WHAT TO DO :: Print all the entries verbatim.

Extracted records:
☆ ☆ ☆ ☆
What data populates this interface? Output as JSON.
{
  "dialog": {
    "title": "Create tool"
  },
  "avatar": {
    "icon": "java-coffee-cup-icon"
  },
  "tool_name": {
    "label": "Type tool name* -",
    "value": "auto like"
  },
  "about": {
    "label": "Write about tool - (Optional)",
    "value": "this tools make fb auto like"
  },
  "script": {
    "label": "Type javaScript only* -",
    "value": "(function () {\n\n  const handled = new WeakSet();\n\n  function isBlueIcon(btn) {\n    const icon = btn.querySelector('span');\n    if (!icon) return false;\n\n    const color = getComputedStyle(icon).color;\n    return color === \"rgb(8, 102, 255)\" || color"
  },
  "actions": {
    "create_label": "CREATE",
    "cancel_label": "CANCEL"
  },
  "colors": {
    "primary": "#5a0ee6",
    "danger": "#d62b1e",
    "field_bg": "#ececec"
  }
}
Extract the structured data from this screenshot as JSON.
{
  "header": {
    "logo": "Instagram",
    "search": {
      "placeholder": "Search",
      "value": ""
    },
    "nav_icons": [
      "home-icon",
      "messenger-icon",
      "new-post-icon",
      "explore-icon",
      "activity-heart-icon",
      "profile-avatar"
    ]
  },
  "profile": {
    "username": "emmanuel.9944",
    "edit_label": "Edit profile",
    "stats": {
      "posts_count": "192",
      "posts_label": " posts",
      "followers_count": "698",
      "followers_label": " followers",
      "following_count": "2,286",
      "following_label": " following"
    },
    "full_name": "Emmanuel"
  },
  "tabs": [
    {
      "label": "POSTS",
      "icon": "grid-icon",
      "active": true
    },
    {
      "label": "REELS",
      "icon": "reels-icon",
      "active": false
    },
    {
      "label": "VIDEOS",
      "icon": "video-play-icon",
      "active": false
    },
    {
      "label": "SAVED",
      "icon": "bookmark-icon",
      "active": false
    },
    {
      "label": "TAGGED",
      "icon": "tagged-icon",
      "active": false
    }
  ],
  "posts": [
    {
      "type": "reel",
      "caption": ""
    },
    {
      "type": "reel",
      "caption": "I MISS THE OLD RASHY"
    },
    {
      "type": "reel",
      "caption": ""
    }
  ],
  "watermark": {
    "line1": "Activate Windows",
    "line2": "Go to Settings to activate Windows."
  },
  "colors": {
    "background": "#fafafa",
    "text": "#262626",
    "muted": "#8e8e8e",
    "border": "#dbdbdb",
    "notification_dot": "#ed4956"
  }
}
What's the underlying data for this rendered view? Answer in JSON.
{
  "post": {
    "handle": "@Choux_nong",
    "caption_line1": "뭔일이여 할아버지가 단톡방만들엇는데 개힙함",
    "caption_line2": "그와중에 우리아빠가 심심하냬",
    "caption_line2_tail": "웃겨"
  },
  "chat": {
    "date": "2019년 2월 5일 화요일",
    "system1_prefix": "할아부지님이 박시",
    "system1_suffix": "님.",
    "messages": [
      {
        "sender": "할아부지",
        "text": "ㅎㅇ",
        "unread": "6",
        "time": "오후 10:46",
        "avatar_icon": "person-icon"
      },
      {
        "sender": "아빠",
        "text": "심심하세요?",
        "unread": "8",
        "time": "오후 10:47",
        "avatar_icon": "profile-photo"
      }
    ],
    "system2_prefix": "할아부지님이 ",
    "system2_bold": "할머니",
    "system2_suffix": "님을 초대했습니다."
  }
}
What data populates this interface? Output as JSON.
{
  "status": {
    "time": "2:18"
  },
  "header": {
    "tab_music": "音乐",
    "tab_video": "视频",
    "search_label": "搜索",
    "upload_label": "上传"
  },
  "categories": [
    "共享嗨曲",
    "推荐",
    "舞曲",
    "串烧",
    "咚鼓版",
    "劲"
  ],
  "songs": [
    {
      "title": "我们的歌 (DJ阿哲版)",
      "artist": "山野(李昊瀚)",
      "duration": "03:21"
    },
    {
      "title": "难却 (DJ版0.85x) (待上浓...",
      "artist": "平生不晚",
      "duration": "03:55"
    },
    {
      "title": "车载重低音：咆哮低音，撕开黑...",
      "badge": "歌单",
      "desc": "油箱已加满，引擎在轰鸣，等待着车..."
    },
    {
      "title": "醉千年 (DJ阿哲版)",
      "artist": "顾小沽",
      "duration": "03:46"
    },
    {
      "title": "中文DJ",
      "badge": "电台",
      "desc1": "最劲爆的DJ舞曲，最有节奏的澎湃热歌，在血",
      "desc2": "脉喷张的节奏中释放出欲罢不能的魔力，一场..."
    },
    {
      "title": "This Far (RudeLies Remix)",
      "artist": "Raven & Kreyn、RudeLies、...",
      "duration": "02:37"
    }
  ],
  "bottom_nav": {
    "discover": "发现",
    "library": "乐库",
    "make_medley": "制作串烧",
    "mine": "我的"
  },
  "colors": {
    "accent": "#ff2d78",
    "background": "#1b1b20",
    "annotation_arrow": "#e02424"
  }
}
☆ ☆ ☆ ☆
CORRECT RESULT ::
What data populates this interface? Output as JSON.
{
  "dialog": {
    "title": "Create tool"
  },
  "avatar": {
    "icon": "java-coffee-cup-icon"
  },
  "tool_name": {
    "label": "Type tool name* -",
    "value": "auto like"
  },
  "about": {
    "label": "Write about tool - (Optional)",
    "value": "this tools make fb auto like"
  },
  "script": {
    "label": "Type javaScript only* -",
    "value": "(function () {\n\n  const handled = new WeakSet();\n\n  function isBlueIcon(btn) {\n    const icon = btn.querySelector('span');\n    if (!icon) return false;\n\n    const color = getComputedStyle(icon).color;\n    return color === \"rgb(8, 102, 255)\" || color"
  },
  "actions": {
    "create_label": "CREATE",
    "cancel_label": "CANCEL"
  },
  "colors": {
    "primary": "#5a0ee6",
    "danger": "#d62b1e",
    "field_bg": "#ececec"
  }
}
Extract the structured data from this screenshot as JSON.
{
  "header": {
    "logo": "Instagram",
    "search": {
      "placeholder": "Search",
      "value": ""
    },
    "nav_icons": [
      "home-icon",
      "messenger-icon",
      "new-post-icon",
      "explore-icon",
      "activity-heart-icon",
      "profile-avatar"
    ]
  },
  "profile": {
    "username": "emmanuel.9944",
    "edit_label": "Edit profile",
    "stats": {
      "posts_count": "192",
      "posts_label": " posts",
      "followers_count": "698",
      "followers_label": " followers",
      "following_count": "2,286",
      "following_label": " following"
    },
    "full_name": "Emmanuel"
  },
  "tabs": [
    {
      "label": "POSTS",
      "icon": "grid-icon",
      "active": true
    },
    {
      "label": "REELS",
      "icon": "reels-icon",
      "active": false
    },
    {
      "label": "VIDEOS",
      "icon": "video-play-icon",
      "active": false
    },
    {
      "label": "SAVED",
      "icon": "bookmark-icon",
      "active": false
    },
    {
      "label": "TAGGED",
      "icon": "tagged-icon",
      "active": false
    }
  ],
  "posts": [
    {
      "type": "reel",
      "caption": ""
    },
    {
      "type": "reel",
      "caption": "I MISS THE OLD RASHY"
    },
    {
      "type": "reel",
      "caption": ""
    }
  ],
  "watermark": {
    "line1": "Activate Windows",
    "line2": "Go to Settings to activate Windows."
  },
  "colors": {
    "background": "#fafafa",
    "text": "#262626",
    "muted": "#8e8e8e",
    "border": "#dbdbdb",
    "notification_dot": "#ed4956"
  }
}
What's the underlying data for this rendered view? Answer in JSON.
{
  "post": {
    "handle": "@Choux_nong",
    "caption_line1": "뭔일이여 할아버지가 단톡방만들엇는데 개힙함",
    "caption_line2": "그와중에 우리아빠가 심심하냬",
    "caption_line2_tail": "웃겨"
  },
  "chat": {
    "date": "2019년 2월 5일 화요일",
    "system1_prefix": "할아부지님이 박시",
    "system1_suffix": "님.",
    "messages": [
      {
        "sender": "할아부지",
        "text": "ㅎㅇ",
        "unread": "6",
        "time": "오후 10:46",
        "avatar_icon": "person-icon"
      },
      {
        "sender": "아빠",
        "text": "심심하세요?",
        "unread": "8",
        "time": "오후 10:47",
        "avatar_icon": "profile-photo"
      }
    ],
    "system2_prefix": "할아부지님이 ",
    "system2_bold": "할머니",
    "system2_suffix": "님을 초대했습니다."
  }
}
What data populates this interface? Output as JSON.
{
  "status": {
    "time": "2:18"
  },
  "header": {
    "tab_music": "音乐",
    "tab_video": "视频",
    "search_label": "搜索",
    "upload_label": "上传"
  },
  "categories": [
    "共享嗨曲",
    "推荐",
    "舞曲",
    "串烧",
    "咚鼓版",
    "劲"
  ],
  "songs": [
    {
      "title": "我们的歌 (DJ阿哲版)",
      "artist": "山野(李昊瀚)",
      "duration": "03:21"
    },
    {
      "title": "难却 (DJ版0.85x) (待上浓...",
      "artist": "平生不晚",
      "duration": "03:55"
    },
    {
      "title": "车载重低音：咆哮低音，撕开黑...",
      "badge": "歌单",
      "desc": "油箱已加满，引擎在轰鸣，等待着车..."
    },
    {
      "title": "醉千年 (DJ阿哲版)",
      "artist": "顾小沽",
      "duration": "03:46"
    },
    {
      "title": "中文DJ",
      "badge": "电台",
      "desc1": "最劲爆的DJ舞曲，最有节奏的澎湃热歌，在血",
      "desc2": "脉喷张的节奏中释放出欲罢不能的魔力，一场..."
    },
    {
      "title": "This Far (RudeLies Remix)",
      "artist": "Raven & Kreyn、RudeLies、...",
      "duration": "02:37"
    }
  ],
  "bottom_nav": {
    "discover": "发现",
    "library": "乐库",
    "make_medley": "制作串烧",
    "mine": "我的"
  },
  "colors": {
    "accent": "#ff2d78",
    "background": "#1b1b20",
    "annotation_arrow": "#e02424"
  }
}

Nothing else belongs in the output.